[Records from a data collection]
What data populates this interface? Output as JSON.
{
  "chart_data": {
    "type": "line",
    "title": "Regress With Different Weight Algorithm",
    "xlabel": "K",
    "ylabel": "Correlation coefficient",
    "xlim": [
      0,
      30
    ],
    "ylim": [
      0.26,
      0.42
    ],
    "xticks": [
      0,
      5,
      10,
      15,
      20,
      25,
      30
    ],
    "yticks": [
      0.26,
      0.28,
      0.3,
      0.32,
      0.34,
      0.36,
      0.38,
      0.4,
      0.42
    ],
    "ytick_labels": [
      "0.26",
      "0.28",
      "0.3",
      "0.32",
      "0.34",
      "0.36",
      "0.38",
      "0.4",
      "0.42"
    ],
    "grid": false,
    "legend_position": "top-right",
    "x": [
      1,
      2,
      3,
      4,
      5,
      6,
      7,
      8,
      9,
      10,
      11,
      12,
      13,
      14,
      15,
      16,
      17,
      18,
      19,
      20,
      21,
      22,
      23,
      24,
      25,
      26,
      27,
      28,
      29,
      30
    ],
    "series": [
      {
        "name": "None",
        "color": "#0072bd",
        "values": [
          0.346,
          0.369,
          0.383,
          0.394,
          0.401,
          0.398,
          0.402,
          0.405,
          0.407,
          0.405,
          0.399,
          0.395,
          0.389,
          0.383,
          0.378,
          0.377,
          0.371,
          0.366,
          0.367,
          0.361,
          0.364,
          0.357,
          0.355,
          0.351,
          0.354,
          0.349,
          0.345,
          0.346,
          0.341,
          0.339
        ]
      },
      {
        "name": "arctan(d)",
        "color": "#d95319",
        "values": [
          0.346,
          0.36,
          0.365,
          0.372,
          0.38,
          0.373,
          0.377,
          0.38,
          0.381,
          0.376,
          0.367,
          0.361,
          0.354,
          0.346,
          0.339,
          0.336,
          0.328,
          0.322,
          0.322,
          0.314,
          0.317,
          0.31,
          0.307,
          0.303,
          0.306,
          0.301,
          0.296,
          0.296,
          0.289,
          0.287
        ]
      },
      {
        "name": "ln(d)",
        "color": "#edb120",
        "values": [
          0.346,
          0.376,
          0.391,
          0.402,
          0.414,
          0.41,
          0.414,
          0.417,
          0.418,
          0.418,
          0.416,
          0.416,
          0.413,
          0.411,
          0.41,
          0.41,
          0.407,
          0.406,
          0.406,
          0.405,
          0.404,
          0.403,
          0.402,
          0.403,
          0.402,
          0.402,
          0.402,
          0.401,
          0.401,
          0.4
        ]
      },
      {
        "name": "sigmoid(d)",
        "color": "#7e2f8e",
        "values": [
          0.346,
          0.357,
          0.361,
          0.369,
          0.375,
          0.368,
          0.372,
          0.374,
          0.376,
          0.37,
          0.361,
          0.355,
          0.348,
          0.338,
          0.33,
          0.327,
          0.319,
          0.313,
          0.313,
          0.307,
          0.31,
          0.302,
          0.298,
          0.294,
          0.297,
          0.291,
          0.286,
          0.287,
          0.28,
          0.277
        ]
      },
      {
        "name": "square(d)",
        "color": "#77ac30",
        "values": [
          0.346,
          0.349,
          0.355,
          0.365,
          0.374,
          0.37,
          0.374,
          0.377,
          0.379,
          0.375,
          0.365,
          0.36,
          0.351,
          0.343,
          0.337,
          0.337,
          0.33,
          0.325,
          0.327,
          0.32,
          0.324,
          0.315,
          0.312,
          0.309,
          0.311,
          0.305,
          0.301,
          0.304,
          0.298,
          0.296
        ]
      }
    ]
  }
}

[Your objective] List all lines where "color" occurs.

[Written answer]
        "color": "#0072bd",
        "color": "#d95319",
        "color": "#edb120",
        "color": "#7e2f8e",
        "color": "#77ac30",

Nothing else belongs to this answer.